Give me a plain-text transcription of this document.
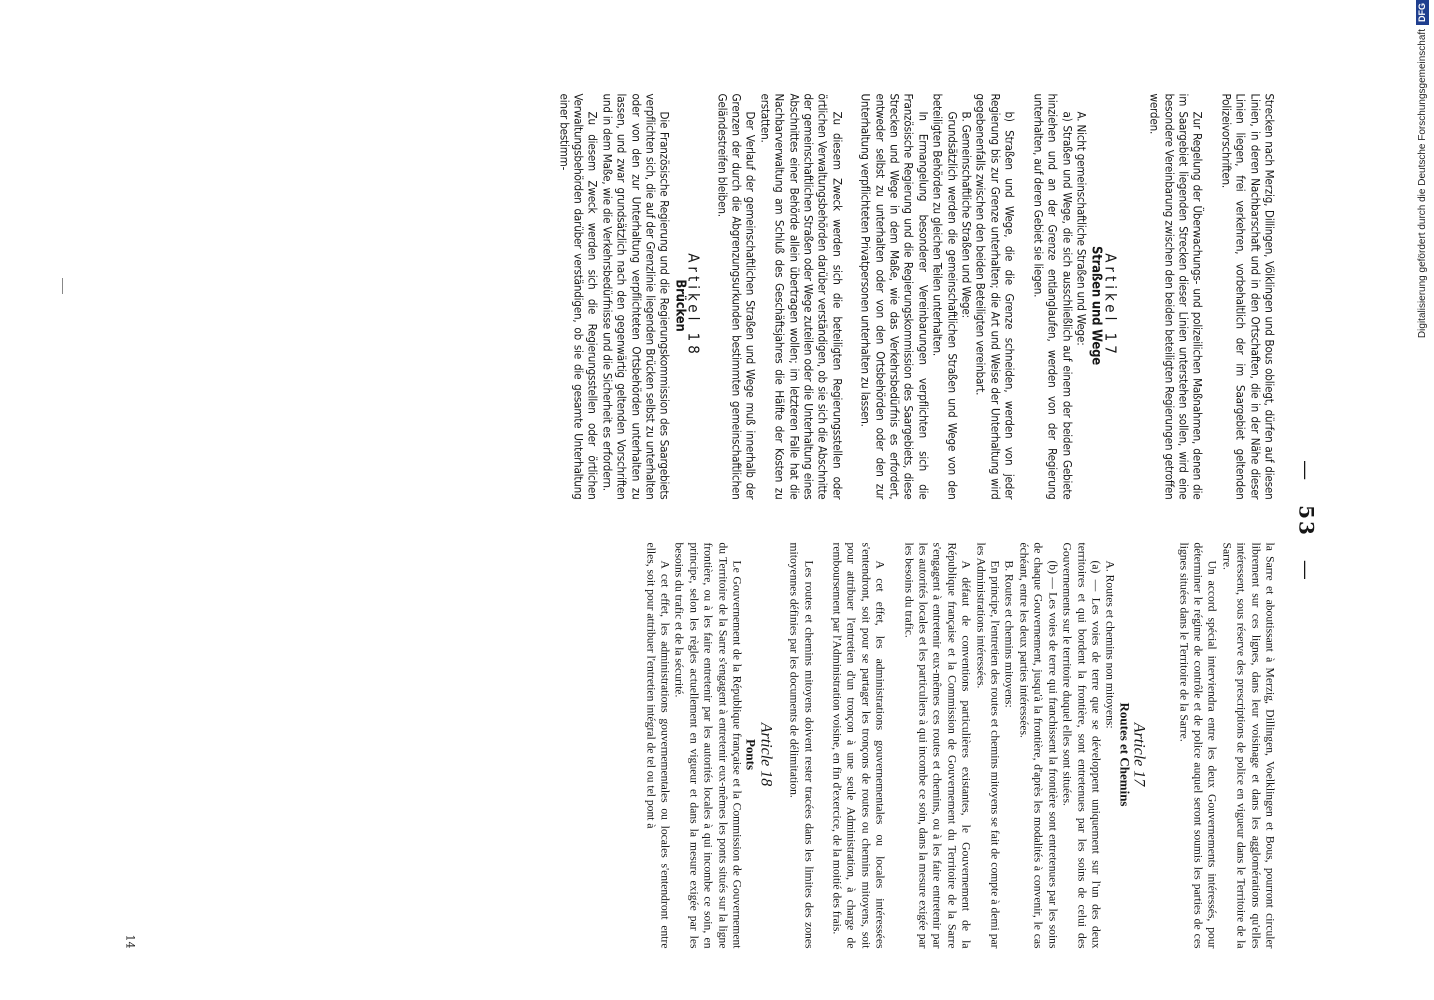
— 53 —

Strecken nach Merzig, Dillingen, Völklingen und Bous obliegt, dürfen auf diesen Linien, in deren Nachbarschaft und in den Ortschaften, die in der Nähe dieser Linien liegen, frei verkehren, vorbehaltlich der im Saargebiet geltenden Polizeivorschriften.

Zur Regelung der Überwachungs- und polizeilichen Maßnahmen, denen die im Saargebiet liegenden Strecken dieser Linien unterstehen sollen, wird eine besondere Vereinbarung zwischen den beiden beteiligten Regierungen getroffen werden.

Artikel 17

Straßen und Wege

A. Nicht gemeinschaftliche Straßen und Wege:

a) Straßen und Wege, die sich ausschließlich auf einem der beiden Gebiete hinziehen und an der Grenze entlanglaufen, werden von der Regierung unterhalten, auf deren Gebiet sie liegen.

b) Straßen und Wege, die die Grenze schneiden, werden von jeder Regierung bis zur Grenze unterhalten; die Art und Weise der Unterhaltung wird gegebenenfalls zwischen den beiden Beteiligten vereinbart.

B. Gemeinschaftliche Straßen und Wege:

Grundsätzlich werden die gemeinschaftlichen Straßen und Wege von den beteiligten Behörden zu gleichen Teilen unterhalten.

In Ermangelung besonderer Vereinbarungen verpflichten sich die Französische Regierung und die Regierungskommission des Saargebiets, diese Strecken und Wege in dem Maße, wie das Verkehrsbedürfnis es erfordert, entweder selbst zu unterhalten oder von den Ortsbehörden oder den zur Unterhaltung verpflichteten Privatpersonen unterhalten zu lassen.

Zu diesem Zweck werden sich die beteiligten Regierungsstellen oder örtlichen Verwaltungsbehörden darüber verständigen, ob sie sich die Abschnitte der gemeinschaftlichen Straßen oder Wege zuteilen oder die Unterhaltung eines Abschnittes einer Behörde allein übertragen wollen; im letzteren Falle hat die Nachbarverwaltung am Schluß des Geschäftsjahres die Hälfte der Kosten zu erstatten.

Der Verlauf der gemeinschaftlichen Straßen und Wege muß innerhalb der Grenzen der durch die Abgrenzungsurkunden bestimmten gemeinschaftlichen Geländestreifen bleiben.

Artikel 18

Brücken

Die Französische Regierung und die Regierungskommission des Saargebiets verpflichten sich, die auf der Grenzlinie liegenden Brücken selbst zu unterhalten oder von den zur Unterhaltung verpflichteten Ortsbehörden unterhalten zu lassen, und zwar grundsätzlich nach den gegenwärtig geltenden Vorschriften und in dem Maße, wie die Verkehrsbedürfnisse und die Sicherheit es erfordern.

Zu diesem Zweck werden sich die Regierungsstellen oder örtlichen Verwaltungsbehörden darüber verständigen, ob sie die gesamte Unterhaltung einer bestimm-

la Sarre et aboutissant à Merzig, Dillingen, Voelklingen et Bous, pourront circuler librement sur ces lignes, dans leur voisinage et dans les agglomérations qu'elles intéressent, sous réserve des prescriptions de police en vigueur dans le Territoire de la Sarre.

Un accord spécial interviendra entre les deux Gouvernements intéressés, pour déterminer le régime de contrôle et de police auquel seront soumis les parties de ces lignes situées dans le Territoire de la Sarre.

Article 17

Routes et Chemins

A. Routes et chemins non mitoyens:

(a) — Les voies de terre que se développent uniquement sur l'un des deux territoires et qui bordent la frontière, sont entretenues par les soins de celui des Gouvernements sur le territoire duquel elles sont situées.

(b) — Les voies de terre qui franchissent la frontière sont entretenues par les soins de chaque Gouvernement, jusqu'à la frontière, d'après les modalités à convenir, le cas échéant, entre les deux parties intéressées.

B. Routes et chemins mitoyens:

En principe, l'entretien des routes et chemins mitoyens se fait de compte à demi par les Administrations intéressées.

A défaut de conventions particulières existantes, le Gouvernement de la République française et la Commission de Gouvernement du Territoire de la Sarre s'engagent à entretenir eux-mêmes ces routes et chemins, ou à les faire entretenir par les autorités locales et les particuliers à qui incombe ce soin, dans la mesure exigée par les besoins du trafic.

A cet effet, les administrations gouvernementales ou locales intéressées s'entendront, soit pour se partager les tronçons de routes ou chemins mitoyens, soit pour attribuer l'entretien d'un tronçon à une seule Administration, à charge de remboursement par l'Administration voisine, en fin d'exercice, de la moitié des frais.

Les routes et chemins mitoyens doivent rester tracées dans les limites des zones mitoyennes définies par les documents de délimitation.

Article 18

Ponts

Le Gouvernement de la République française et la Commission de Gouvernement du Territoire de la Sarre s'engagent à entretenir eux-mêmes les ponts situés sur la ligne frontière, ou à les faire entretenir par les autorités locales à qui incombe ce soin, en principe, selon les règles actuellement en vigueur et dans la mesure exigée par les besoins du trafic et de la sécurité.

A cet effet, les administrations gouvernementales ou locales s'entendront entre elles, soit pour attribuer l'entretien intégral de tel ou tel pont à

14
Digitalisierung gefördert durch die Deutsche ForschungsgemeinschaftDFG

==

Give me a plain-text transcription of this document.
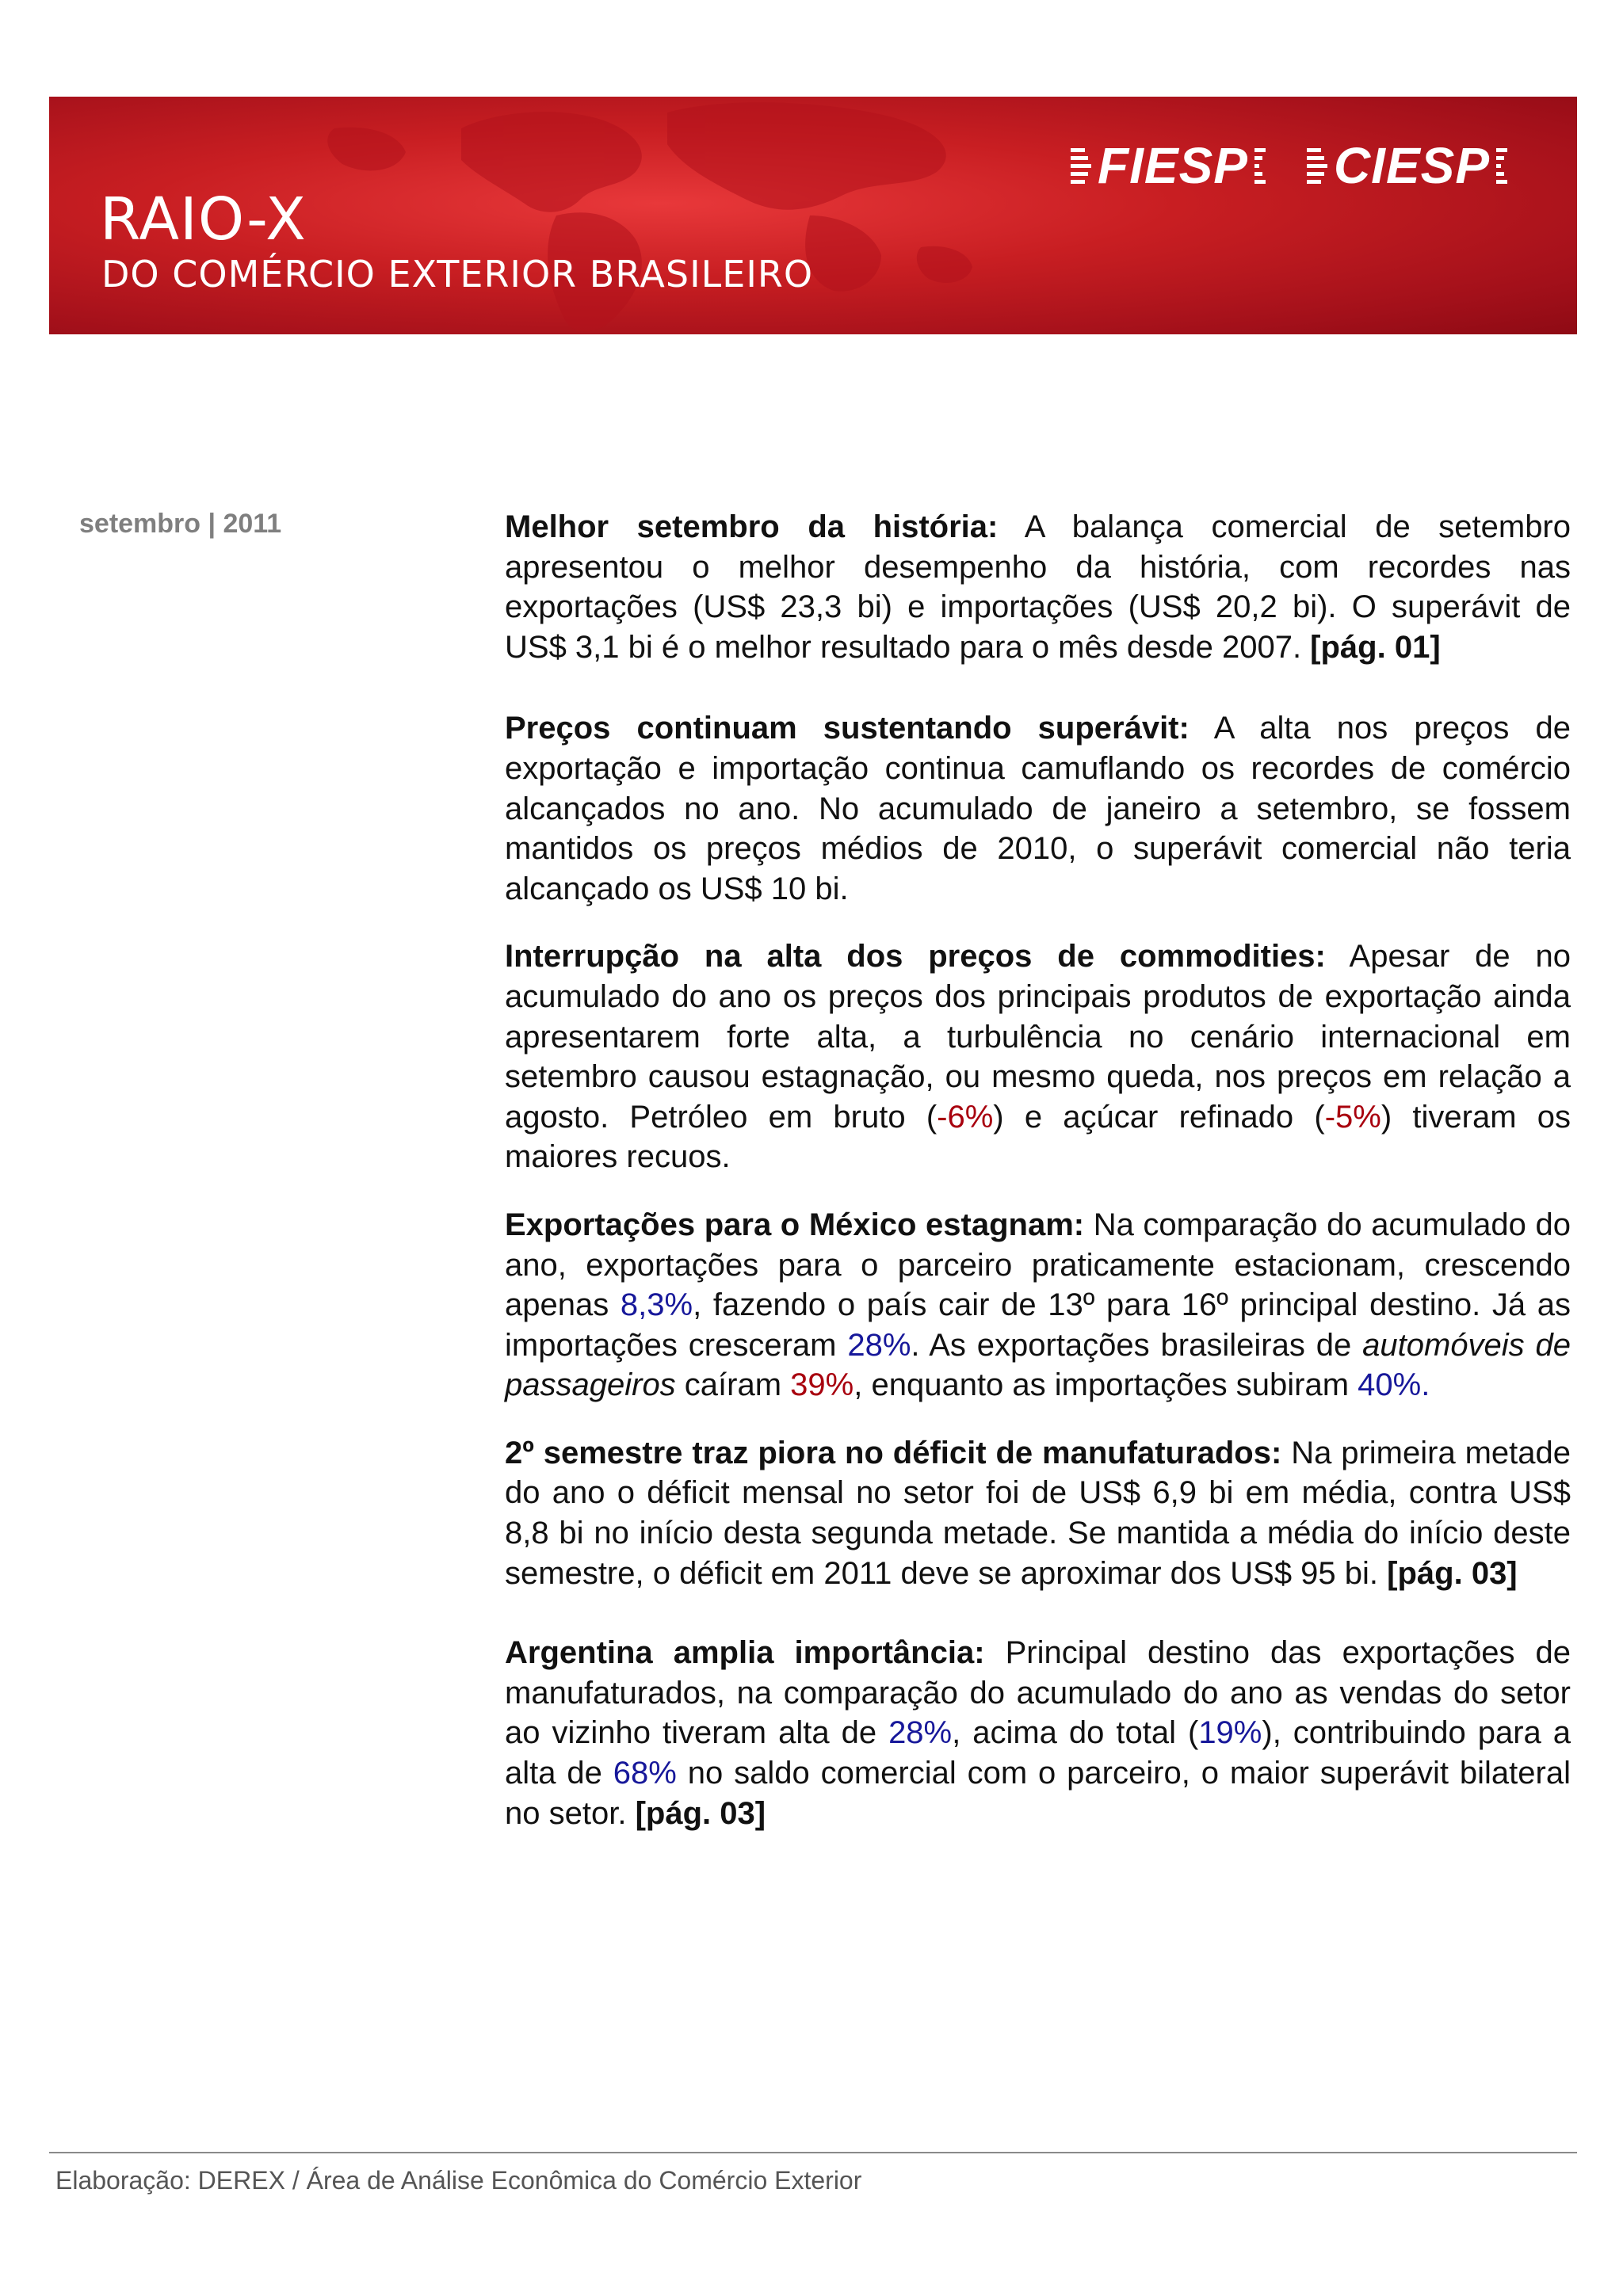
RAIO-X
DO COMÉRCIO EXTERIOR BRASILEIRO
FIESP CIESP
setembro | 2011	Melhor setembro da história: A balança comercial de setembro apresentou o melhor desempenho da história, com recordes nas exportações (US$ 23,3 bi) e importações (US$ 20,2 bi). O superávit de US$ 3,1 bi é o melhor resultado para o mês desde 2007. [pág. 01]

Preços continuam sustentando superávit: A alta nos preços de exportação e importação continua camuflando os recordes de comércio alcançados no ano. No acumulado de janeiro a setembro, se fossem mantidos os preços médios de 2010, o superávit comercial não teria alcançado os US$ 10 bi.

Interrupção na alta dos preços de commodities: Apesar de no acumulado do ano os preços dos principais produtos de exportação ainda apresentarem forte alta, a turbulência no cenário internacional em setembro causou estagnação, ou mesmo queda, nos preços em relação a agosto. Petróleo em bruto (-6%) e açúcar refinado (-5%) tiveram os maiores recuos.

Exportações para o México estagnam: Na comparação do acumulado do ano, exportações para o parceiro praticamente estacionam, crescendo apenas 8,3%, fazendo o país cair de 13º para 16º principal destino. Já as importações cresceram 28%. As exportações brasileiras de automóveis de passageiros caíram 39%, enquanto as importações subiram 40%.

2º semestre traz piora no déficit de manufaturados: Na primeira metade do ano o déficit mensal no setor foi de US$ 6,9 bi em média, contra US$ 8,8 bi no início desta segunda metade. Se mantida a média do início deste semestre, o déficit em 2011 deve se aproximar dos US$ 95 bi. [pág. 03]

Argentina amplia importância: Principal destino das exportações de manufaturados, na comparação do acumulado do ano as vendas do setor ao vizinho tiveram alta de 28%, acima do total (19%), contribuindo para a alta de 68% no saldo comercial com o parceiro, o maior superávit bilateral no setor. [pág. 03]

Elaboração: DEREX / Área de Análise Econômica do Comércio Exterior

--

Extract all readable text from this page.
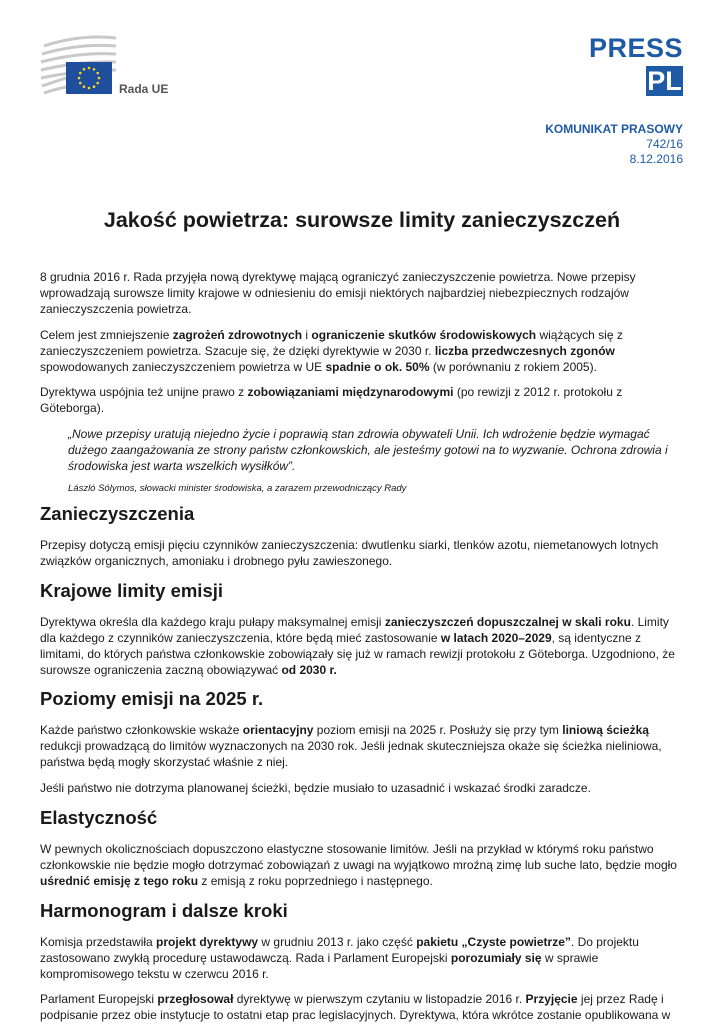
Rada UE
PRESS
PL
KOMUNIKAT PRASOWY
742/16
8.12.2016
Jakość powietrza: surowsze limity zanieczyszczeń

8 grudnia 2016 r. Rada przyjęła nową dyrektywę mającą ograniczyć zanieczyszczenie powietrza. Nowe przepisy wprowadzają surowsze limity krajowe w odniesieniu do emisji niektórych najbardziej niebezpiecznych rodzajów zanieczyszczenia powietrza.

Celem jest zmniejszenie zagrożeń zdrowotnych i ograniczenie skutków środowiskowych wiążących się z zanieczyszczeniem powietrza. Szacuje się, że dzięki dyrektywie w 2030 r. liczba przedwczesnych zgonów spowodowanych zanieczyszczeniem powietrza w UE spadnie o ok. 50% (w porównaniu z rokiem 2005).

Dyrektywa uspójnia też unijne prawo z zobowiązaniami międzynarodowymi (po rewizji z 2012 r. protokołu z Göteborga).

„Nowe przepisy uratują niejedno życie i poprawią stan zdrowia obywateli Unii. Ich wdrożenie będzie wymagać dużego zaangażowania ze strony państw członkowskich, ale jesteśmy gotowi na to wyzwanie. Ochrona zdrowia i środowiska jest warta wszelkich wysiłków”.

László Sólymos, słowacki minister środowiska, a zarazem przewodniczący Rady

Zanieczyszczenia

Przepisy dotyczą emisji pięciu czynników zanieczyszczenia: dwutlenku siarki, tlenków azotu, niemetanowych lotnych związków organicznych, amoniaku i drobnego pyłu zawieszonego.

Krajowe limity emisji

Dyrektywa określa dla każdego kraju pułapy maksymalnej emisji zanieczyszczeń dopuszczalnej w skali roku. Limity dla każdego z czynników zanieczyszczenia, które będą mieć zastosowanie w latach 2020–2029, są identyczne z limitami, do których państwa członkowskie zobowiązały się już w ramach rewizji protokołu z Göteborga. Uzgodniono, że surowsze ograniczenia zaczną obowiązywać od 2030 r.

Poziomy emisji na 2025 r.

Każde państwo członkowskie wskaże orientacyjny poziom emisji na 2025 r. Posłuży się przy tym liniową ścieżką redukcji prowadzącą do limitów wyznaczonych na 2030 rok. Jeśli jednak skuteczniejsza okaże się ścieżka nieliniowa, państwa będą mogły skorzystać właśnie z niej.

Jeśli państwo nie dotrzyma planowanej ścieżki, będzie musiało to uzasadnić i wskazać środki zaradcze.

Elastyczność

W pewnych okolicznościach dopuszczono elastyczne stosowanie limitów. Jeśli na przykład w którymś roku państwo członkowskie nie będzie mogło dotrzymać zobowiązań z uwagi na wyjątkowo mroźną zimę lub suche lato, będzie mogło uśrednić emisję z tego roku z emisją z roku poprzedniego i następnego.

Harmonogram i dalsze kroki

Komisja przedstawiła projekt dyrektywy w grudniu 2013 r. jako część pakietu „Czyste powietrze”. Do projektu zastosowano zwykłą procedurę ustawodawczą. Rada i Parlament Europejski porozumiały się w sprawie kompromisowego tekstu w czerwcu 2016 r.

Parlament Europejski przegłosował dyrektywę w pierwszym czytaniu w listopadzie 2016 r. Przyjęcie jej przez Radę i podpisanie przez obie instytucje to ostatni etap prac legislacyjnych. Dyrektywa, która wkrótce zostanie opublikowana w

EXERCISE BRIEF:
Gather up, from the records above, each line where the word "liegenden" appears.

PROBLEM SOLUTION:
Zur Regelung der Überwachungs- und polizeilichen Maßnahmen, denen die im Saargebiet liegenden Strecken dieser Linien unterstehen sollen, wird eine besondere Vereinbarung zwischen den beiden beteiligten Regierungen getroffen werden.
Die Französische Regierung und die Regierungskommission des Saargebiets verpflichten sich, die auf der Grenzlinie liegenden Brücken selbst zu unterhalten oder von den zur Unterhaltung verpflichteten Ortsbehörden unterhalten zu lassen, und zwar grundsätzlich nach den gegenwärtig geltenden Vorschriften und in dem Maße, wie die Verkehrsbedürfnisse und die Sicherheit es erfordern.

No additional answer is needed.